Prompt — Reproduce the listing exactly, with no pictures in your copy.

(Data items)
++++++

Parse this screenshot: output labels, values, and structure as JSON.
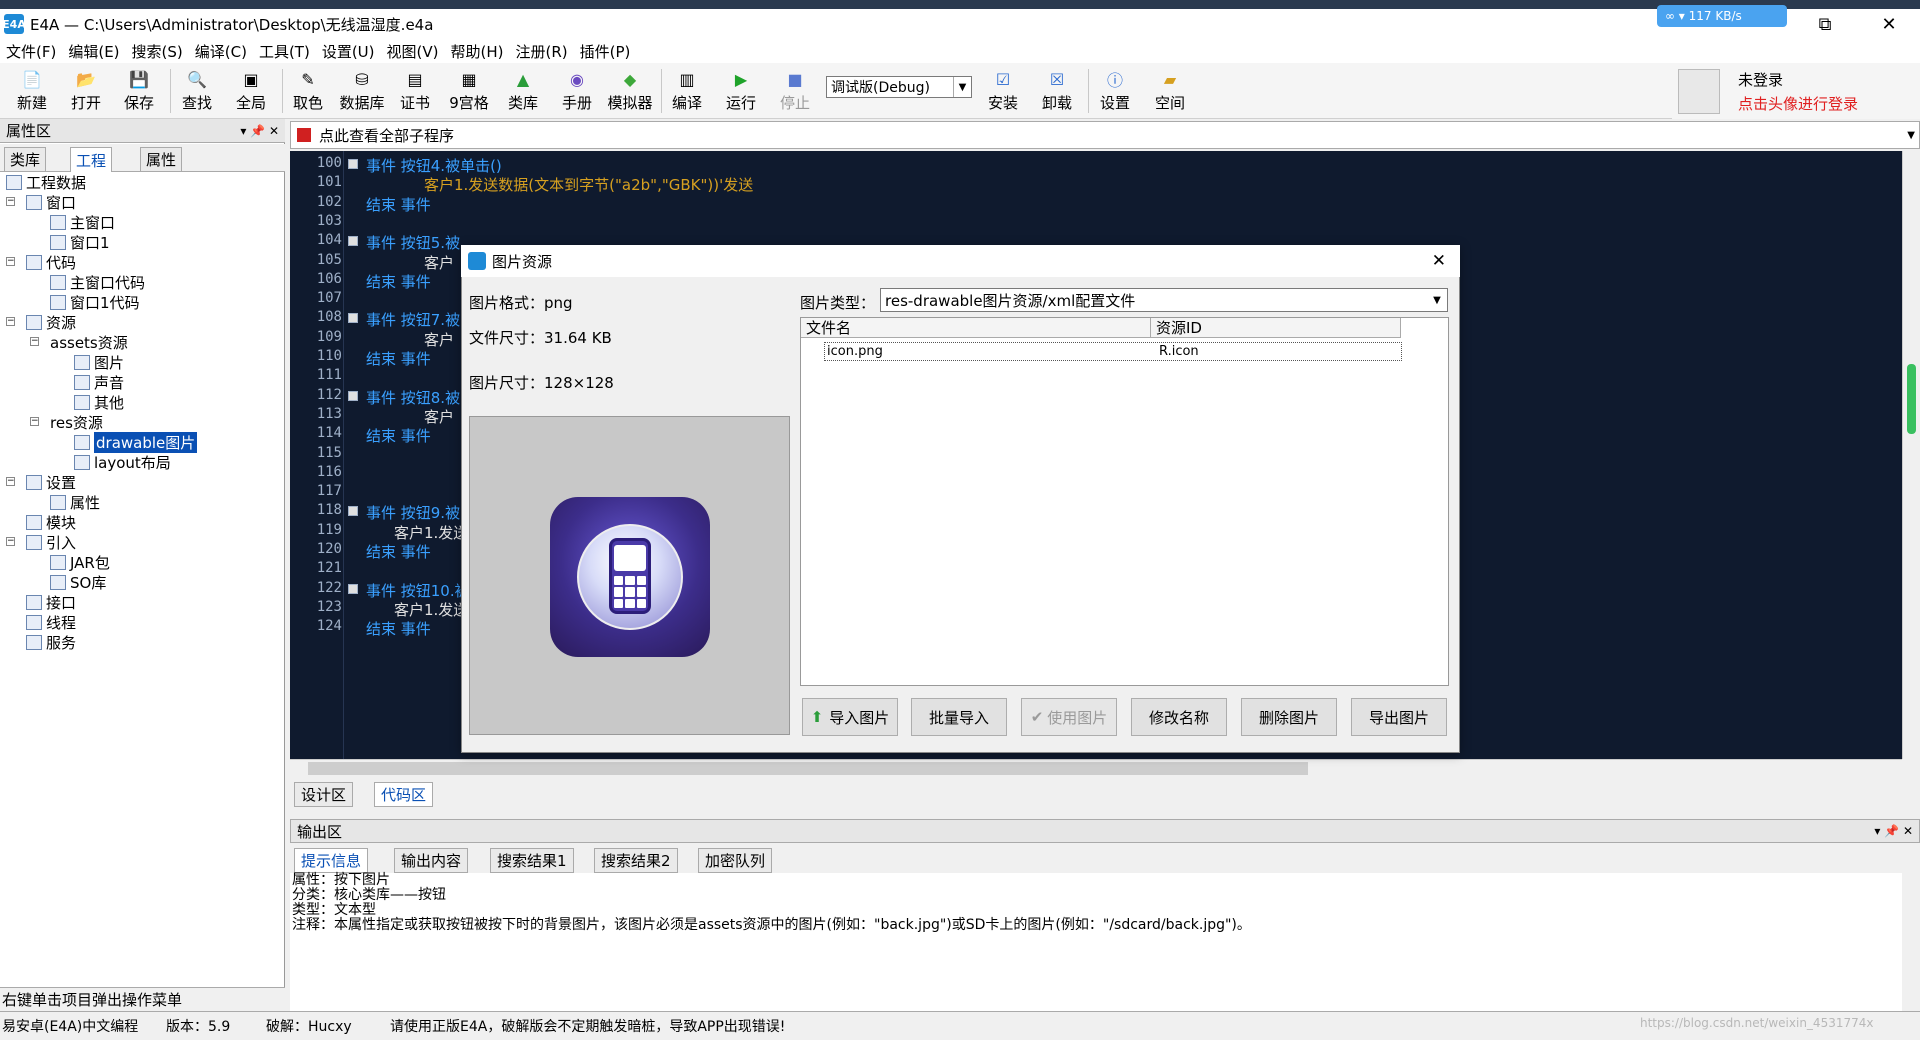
{
  "window": {
    "app_icon": "E4A",
    "title": "E4A — C:\\Users\\Administrator\\Desktop\\无线温湿度.e4a",
    "net_badge": "∞ ▾ 117 KB/s",
    "minimize": "—",
    "restore": "⧉",
    "close": "✕"
  },
  "menu": [
    "文件(F)",
    "编辑(E)",
    "搜索(S)",
    "编译(C)",
    "工具(T)",
    "设置(U)",
    "视图(V)",
    "帮助(H)",
    "注册(R)",
    "插件(P)"
  ],
  "toolbar": {
    "new": "新建",
    "open": "打开",
    "save": "保存",
    "find": "查找",
    "global": "全局",
    "pick_color": "取色",
    "database": "数据库",
    "cert": "证书",
    "grid9": "9宫格",
    "classlib": "类库",
    "manual": "手册",
    "emulator": "模拟器",
    "compile": "编译",
    "run": "运行",
    "stop": "停止",
    "build_mode": "调试版(Debug)",
    "install": "安装",
    "uninstall": "卸载",
    "settings": "设置",
    "space": "空间"
  },
  "user": {
    "status": "未登录",
    "hint": "点击头像进行登录"
  },
  "left_panel": {
    "title": "属性区",
    "header_controls": "▾ 📌 ✕",
    "tabs": [
      "类库",
      "工程",
      "属性"
    ],
    "active_tab": "工程",
    "tree": {
      "root": "工程数据",
      "window": "窗口",
      "main_window": "主窗口",
      "window1": "窗口1",
      "code": "代码",
      "main_window_code": "主窗口代码",
      "window1_code": "窗口1代码",
      "resources": "资源",
      "assets": "assets资源",
      "images": "图片",
      "sounds": "声音",
      "others": "其他",
      "res": "res资源",
      "drawable": "drawable图片",
      "layout": "layout布局",
      "settings": "设置",
      "properties": "属性",
      "modules": "模块",
      "imports": "引入",
      "jar": "JAR包",
      "so": "SO库",
      "interface": "接口",
      "thread": "线程",
      "service": "服务"
    },
    "status": "右键单击项目弹出操作菜单"
  },
  "code_header": "点此查看全部子程序",
  "code_lines": [
    {
      "n": "100",
      "t": "事件 按钮4.被单击()"
    },
    {
      "n": "101",
      "t": "客户1.发送数据(文本到字节(\"a2b\",\"GBK\"))'发送"
    },
    {
      "n": "102",
      "t": "结束 事件"
    },
    {
      "n": "103",
      "t": ""
    },
    {
      "n": "104",
      "t": "事件 按钮5.被"
    },
    {
      "n": "105",
      "t": "客户"
    },
    {
      "n": "106",
      "t": "结束 事件"
    },
    {
      "n": "107",
      "t": ""
    },
    {
      "n": "108",
      "t": "事件 按钮7.被"
    },
    {
      "n": "109",
      "t": "客户"
    },
    {
      "n": "110",
      "t": "结束 事件"
    },
    {
      "n": "111",
      "t": ""
    },
    {
      "n": "112",
      "t": "事件 按钮8.被"
    },
    {
      "n": "113",
      "t": "客户"
    },
    {
      "n": "114",
      "t": "结束 事件"
    },
    {
      "n": "115",
      "t": ""
    },
    {
      "n": "116",
      "t": ""
    },
    {
      "n": "117",
      "t": ""
    },
    {
      "n": "118",
      "t": "事件 按钮9.被"
    },
    {
      "n": "119",
      "t": "客户1.发送"
    },
    {
      "n": "120",
      "t": "结束 事件"
    },
    {
      "n": "121",
      "t": ""
    },
    {
      "n": "122",
      "t": "事件 按钮10.被"
    },
    {
      "n": "123",
      "t": "客户1.发送"
    },
    {
      "n": "124",
      "t": "结束 事件"
    }
  ],
  "code_tabs": [
    "设计区",
    "代码区"
  ],
  "output": {
    "title": "输出区",
    "header_controls": "▾ 📌 ✕",
    "tabs": [
      "提示信息",
      "输出内容",
      "搜索结果1",
      "搜索结果2",
      "加密队列"
    ],
    "lines": [
      "属性：按下图片",
      "分类：核心类库——按钮",
      "类型：文本型",
      "注释：本属性指定或获取按钮被按下时的背景图片，该图片必须是assets资源中的图片(例如：\"back.jpg\")或SD卡上的图片(例如：\"/sdcard/back.jpg\")。"
    ]
  },
  "status_bar": {
    "product": "易安卓(E4A)中文编程",
    "version": "版本：5.9",
    "crack": "破解：Hucxy",
    "warning": "请使用正版E4A，破解版会不定期触发暗桩，导致APP出现错误!",
    "watermark": "https://blog.csdn.net/weixin_4531774x"
  },
  "dialog": {
    "title": "图片资源",
    "close": "✕",
    "format": "图片格式：png",
    "file_size": "文件尺寸：31.64 KB",
    "image_size": "图片尺寸：128×128",
    "type_label": "图片类型：",
    "type_value": "res-drawable图片资源/xml配置文件",
    "columns": [
      "文件名",
      "资源ID"
    ],
    "rows": [
      {
        "file": "icon.png",
        "id": "R.icon"
      }
    ],
    "buttons": {
      "import": "导入图片",
      "batch_import": "批量导入",
      "use": "使用图片",
      "rename": "修改名称",
      "delete": "删除图片",
      "export": "导出图片"
    }
  },
  "colors": {
    "code_bg": "#0f1a2e",
    "keyword": "#3aa0ff",
    "function": "#d6a020",
    "comment": "#60c840",
    "link_red": "#e02020",
    "selection": "#0a50b4"
  }
}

++++++

Finished answer —
Parse this screenshot: output labels, values, and structure as JSON.
{
  "window": {
    "app_icon": "E4A",
    "title": "E4A — C:\\Users\\Administrator\\Desktop\\无线温湿度.e4a",
    "net_badge": "∞ ▾ 117 KB/s",
    "minimize": "—",
    "restore": "⧉",
    "close": "✕"
  },
  "menu": [
    "文件(F)",
    "编辑(E)",
    "搜索(S)",
    "编译(C)",
    "工具(T)",
    "设置(U)",
    "视图(V)",
    "帮助(H)",
    "注册(R)",
    "插件(P)"
  ],
  "toolbar": {
    "new": "新建",
    "open": "打开",
    "save": "保存",
    "find": "查找",
    "global": "全局",
    "pick_color": "取色",
    "database": "数据库",
    "cert": "证书",
    "grid9": "9宫格",
    "classlib": "类库",
    "manual": "手册",
    "emulator": "模拟器",
    "compile": "编译",
    "run": "运行",
    "stop": "停止",
    "build_mode": "调试版(Debug)",
    "install": "安装",
    "uninstall": "卸载",
    "settings": "设置",
    "space": "空间"
  },
  "user": {
    "status": "未登录",
    "hint": "点击头像进行登录"
  },
  "left_panel": {
    "title": "属性区",
    "header_controls": "▾ 📌 ✕",
    "tabs": [
      "类库",
      "工程",
      "属性"
    ],
    "active_tab": "工程",
    "tree": {
      "root": "工程数据",
      "window": "窗口",
      "main_window": "主窗口",
      "window1": "窗口1",
      "code": "代码",
      "main_window_code": "主窗口代码",
      "window1_code": "窗口1代码",
      "resources": "资源",
      "assets": "assets资源",
      "images": "图片",
      "sounds": "声音",
      "others": "其他",
      "res": "res资源",
      "drawable": "drawable图片",
      "layout": "layout布局",
      "settings": "设置",
      "properties": "属性",
      "modules": "模块",
      "imports": "引入",
      "jar": "JAR包",
      "so": "SO库",
      "interface": "接口",
      "thread": "线程",
      "service": "服务"
    },
    "status": "右键单击项目弹出操作菜单"
  },
  "code_header": "点此查看全部子程序",
  "code_lines": [
    {
      "n": "100",
      "t": "事件 按钮4.被单击()"
    },
    {
      "n": "101",
      "t": "客户1.发送数据(文本到字节(\"a2b\",\"GBK\"))'发送"
    },
    {
      "n": "102",
      "t": "结束 事件"
    },
    {
      "n": "103",
      "t": ""
    },
    {
      "n": "104",
      "t": "事件 按钮5.被"
    },
    {
      "n": "105",
      "t": "客户"
    },
    {
      "n": "106",
      "t": "结束 事件"
    },
    {
      "n": "107",
      "t": ""
    },
    {
      "n": "108",
      "t": "事件 按钮7.被"
    },
    {
      "n": "109",
      "t": "客户"
    },
    {
      "n": "110",
      "t": "结束 事件"
    },
    {
      "n": "111",
      "t": ""
    },
    {
      "n": "112",
      "t": "事件 按钮8.被"
    },
    {
      "n": "113",
      "t": "客户"
    },
    {
      "n": "114",
      "t": "结束 事件"
    },
    {
      "n": "115",
      "t": ""
    },
    {
      "n": "116",
      "t": ""
    },
    {
      "n": "117",
      "t": ""
    },
    {
      "n": "118",
      "t": "事件 按钮9.被"
    },
    {
      "n": "119",
      "t": "客户1.发送"
    },
    {
      "n": "120",
      "t": "结束 事件"
    },
    {
      "n": "121",
      "t": ""
    },
    {
      "n": "122",
      "t": "事件 按钮10.被"
    },
    {
      "n": "123",
      "t": "客户1.发送"
    },
    {
      "n": "124",
      "t": "结束 事件"
    }
  ],
  "code_tabs": [
    "设计区",
    "代码区"
  ],
  "output": {
    "title": "输出区",
    "header_controls": "▾ 📌 ✕",
    "tabs": [
      "提示信息",
      "输出内容",
      "搜索结果1",
      "搜索结果2",
      "加密队列"
    ],
    "lines": [
      "属性：按下图片",
      "分类：核心类库——按钮",
      "类型：文本型",
      "注释：本属性指定或获取按钮被按下时的背景图片，该图片必须是assets资源中的图片(例如：\"back.jpg\")或SD卡上的图片(例如：\"/sdcard/back.jpg\")。"
    ]
  },
  "status_bar": {
    "product": "易安卓(E4A)中文编程",
    "version": "版本：5.9",
    "crack": "破解：Hucxy",
    "warning": "请使用正版E4A，破解版会不定期触发暗桩，导致APP出现错误!",
    "watermark": "https://blog.csdn.net/weixin_4531774x"
  },
  "dialog": {
    "title": "图片资源",
    "close": "✕",
    "format": "图片格式：png",
    "file_size": "文件尺寸：31.64 KB",
    "image_size": "图片尺寸：128×128",
    "type_label": "图片类型：",
    "type_value": "res-drawable图片资源/xml配置文件",
    "columns": [
      "文件名",
      "资源ID"
    ],
    "rows": [
      {
        "file": "icon.png",
        "id": "R.icon"
      }
    ],
    "buttons": {
      "import": "导入图片",
      "batch_import": "批量导入",
      "use": "使用图片",
      "rename": "修改名称",
      "delete": "删除图片",
      "export": "导出图片"
    }
  },
  "colors": {
    "code_bg": "#0f1a2e",
    "keyword": "#3aa0ff",
    "function": "#d6a020",
    "comment": "#60c840",
    "link_red": "#e02020",
    "selection": "#0a50b4"
  }
}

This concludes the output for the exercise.